Recorded data:
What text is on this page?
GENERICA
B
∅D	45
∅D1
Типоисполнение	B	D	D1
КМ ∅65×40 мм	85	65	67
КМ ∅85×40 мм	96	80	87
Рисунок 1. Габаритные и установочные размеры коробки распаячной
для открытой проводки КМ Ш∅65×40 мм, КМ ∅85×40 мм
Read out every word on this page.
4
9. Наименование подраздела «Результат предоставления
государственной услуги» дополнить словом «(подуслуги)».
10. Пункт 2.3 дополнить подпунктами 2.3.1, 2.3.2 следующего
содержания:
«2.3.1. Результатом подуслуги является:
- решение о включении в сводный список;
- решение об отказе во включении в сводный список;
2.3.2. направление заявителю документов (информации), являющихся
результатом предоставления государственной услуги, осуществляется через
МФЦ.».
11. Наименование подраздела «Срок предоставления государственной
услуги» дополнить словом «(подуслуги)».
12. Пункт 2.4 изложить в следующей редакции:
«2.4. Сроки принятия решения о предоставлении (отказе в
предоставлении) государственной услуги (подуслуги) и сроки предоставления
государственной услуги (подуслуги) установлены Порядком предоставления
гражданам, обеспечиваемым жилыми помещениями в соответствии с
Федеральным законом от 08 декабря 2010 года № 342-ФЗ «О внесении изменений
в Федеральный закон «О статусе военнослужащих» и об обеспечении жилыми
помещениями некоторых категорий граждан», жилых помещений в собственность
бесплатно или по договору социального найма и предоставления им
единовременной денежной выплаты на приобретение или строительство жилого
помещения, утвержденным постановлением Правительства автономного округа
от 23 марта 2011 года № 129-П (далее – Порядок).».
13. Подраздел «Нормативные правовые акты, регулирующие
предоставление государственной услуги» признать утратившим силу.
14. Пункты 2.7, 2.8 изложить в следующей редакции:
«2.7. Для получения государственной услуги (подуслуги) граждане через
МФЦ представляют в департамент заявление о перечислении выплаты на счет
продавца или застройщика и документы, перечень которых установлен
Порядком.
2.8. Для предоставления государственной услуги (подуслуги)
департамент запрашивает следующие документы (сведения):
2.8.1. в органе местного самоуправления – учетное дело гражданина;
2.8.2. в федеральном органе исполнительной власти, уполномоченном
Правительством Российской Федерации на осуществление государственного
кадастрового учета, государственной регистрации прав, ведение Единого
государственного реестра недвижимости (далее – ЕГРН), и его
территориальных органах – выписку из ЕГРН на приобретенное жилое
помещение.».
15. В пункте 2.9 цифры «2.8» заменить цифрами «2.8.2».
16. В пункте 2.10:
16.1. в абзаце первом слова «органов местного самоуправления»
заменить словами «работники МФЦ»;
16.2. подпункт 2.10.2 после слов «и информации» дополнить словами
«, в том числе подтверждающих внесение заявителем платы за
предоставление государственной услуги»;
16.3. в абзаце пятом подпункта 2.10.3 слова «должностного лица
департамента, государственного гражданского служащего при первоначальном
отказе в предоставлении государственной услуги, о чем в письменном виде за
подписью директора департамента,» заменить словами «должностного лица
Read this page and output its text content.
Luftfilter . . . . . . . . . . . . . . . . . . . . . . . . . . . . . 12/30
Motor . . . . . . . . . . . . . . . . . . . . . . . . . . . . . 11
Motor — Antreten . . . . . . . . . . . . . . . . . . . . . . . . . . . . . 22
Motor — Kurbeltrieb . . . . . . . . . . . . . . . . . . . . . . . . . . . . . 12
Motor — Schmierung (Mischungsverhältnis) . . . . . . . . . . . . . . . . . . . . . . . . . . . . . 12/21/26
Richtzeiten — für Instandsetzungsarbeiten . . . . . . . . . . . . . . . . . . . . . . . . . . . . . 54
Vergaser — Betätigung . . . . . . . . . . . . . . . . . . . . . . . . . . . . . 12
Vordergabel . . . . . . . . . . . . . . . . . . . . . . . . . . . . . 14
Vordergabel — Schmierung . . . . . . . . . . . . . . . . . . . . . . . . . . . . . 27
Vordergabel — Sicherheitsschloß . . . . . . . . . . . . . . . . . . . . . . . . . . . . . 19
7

Aim: Search the data above for lines holding "text" and copy each of them.

Solution:
What text is on this page?
Read this page and output its text content.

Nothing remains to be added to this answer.